[Dataset entries on figures]
---
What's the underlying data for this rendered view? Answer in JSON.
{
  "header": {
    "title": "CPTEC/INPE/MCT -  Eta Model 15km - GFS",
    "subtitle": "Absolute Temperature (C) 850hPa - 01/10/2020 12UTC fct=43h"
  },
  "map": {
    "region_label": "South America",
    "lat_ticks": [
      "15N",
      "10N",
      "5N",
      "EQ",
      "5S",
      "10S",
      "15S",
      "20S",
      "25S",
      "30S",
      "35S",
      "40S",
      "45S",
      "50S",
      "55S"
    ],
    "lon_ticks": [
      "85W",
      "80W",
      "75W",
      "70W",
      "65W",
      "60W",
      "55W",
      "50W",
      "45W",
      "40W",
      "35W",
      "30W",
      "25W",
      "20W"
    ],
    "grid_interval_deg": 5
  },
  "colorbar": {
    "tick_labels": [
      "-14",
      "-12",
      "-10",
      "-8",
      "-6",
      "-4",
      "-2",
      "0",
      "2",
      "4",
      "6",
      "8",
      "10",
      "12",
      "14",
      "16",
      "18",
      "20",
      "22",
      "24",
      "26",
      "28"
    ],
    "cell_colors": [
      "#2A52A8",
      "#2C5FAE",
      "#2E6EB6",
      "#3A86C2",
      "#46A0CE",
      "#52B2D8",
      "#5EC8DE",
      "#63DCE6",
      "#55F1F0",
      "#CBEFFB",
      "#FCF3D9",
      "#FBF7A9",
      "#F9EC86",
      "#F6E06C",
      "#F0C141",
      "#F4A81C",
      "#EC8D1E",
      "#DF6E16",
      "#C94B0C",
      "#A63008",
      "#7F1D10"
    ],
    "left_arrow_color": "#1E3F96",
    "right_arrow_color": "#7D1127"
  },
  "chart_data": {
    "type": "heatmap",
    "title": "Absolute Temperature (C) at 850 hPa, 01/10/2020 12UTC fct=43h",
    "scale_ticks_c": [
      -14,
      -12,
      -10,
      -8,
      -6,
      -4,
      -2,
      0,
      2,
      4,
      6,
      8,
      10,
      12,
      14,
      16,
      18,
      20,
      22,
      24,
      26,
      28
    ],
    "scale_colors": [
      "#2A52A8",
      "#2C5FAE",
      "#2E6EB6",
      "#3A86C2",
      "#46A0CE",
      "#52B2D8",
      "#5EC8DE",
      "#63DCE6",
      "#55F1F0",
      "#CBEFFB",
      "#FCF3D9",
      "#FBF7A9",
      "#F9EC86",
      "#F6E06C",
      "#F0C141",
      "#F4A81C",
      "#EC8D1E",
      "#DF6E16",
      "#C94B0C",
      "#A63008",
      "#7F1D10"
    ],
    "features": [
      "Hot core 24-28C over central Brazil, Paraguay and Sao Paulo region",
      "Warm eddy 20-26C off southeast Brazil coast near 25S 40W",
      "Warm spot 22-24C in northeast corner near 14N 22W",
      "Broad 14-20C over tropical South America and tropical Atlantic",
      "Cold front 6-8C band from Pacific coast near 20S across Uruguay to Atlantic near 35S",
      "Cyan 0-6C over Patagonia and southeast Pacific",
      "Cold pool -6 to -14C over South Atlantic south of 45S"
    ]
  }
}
---
WHAT YOU WILL DO
Your answer should be a single number: the count of lines containing the word "Atlantic".

SOLUTION TO THE EXERCISE
3